• [DATASET RECORDS]
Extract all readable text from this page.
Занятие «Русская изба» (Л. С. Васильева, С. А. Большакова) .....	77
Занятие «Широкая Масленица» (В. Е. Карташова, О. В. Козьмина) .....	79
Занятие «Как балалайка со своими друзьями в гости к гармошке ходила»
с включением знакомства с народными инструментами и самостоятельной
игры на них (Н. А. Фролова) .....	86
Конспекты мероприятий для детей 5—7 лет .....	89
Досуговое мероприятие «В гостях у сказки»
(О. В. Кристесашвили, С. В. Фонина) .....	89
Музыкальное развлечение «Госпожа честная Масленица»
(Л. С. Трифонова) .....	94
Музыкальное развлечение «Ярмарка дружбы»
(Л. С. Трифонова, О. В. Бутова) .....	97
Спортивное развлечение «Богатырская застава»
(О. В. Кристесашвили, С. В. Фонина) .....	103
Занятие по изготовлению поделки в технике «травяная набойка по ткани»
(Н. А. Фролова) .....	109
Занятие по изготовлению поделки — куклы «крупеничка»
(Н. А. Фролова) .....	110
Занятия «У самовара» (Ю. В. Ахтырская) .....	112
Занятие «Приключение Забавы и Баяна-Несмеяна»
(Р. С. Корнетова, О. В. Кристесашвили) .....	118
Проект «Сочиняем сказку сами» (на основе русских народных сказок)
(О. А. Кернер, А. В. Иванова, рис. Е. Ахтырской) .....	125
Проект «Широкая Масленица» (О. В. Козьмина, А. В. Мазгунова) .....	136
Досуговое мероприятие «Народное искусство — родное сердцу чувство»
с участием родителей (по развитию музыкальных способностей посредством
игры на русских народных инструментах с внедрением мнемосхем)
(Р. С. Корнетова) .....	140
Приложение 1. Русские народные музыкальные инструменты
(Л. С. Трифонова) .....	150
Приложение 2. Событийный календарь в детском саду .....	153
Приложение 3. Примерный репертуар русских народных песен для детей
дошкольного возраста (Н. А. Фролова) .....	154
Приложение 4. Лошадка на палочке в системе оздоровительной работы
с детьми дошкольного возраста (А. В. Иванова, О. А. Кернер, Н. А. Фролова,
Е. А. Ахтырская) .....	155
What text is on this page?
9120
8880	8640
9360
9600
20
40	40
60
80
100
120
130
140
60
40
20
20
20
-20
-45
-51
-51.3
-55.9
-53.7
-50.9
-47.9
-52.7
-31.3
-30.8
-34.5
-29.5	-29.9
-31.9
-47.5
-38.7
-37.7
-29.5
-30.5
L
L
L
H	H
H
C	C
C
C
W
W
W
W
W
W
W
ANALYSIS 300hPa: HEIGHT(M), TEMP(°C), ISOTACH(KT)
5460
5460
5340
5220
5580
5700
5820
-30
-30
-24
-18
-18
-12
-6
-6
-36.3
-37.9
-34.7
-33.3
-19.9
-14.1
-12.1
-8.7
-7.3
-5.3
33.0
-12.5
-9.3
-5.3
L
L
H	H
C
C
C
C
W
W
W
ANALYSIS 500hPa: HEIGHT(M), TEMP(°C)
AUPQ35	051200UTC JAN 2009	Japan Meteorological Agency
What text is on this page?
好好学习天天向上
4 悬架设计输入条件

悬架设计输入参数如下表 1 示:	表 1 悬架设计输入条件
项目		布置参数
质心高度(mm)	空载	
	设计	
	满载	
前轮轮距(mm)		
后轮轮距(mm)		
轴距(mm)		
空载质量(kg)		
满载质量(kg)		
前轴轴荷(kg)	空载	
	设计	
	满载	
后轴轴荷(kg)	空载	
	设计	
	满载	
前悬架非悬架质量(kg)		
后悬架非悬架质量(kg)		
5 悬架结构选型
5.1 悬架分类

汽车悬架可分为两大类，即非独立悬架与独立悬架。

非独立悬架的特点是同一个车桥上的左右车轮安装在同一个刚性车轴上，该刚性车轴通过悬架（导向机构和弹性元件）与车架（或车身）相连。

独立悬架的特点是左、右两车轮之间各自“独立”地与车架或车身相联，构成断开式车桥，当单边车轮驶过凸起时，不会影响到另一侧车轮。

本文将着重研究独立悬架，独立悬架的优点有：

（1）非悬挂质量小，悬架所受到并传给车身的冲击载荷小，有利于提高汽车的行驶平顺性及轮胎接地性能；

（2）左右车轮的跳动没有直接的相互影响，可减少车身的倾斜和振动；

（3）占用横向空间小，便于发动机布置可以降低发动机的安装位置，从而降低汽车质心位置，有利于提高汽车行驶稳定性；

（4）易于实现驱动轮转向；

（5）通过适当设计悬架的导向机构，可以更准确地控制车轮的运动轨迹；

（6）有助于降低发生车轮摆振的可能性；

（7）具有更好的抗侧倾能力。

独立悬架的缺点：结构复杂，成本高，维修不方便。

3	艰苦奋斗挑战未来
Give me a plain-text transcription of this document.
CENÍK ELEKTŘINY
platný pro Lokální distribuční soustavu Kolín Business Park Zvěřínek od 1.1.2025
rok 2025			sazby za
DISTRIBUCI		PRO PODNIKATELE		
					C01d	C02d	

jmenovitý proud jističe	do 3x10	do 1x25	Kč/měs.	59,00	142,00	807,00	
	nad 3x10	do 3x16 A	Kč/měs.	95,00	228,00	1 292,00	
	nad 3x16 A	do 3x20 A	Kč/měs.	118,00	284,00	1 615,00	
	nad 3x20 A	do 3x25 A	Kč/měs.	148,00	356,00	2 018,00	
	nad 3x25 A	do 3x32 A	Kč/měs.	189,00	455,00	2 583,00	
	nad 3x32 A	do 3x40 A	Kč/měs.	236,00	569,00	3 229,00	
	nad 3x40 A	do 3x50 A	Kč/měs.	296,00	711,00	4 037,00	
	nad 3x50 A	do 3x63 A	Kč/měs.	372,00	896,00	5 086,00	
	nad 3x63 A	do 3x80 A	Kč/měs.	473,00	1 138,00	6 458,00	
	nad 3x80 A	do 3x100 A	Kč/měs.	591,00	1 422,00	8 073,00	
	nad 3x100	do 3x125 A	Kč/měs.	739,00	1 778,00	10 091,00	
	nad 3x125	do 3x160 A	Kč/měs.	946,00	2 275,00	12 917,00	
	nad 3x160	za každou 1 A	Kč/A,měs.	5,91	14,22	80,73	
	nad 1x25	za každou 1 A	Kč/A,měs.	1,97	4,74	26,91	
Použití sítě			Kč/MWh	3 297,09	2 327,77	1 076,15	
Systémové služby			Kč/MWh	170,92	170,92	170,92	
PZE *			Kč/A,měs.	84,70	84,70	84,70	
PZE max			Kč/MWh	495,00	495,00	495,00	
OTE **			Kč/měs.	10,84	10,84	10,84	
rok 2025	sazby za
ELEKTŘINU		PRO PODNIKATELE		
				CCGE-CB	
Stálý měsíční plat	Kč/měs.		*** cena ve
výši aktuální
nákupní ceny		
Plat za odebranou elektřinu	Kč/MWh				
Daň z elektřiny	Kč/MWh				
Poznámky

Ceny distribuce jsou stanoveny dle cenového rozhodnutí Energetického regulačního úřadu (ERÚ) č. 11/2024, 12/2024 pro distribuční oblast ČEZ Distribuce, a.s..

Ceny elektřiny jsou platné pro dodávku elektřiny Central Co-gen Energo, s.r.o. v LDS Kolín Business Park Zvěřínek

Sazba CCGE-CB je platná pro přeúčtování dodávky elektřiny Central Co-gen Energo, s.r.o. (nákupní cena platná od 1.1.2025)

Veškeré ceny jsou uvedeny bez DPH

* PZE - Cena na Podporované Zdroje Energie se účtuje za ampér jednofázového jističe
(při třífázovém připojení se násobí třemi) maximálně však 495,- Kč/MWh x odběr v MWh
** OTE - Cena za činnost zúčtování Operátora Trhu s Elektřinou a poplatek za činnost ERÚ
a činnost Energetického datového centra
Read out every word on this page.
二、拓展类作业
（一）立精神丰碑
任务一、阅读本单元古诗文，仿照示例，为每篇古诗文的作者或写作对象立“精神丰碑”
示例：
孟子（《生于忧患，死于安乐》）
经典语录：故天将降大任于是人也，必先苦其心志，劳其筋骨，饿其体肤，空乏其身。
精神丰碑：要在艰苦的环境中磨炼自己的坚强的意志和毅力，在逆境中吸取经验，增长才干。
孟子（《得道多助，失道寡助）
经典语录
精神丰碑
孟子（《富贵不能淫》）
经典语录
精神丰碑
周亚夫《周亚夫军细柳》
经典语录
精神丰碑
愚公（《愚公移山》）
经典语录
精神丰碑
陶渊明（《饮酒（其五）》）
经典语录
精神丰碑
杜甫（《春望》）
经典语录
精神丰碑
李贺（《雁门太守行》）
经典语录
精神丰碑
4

• [WRITTEN REQUEST] Isolate the lines that hold the word "Energetického" and copy all of them.

• [PROBLEM SOLUTION]
Ceny distribuce jsou stanoveny dle cenového rozhodnutí Energetického regulačního úřadu (ERÚ) č. 11/2024, 12/2024 pro distribuční oblast ČEZ Distribuce, a.s..
a činnost Energetického datového centra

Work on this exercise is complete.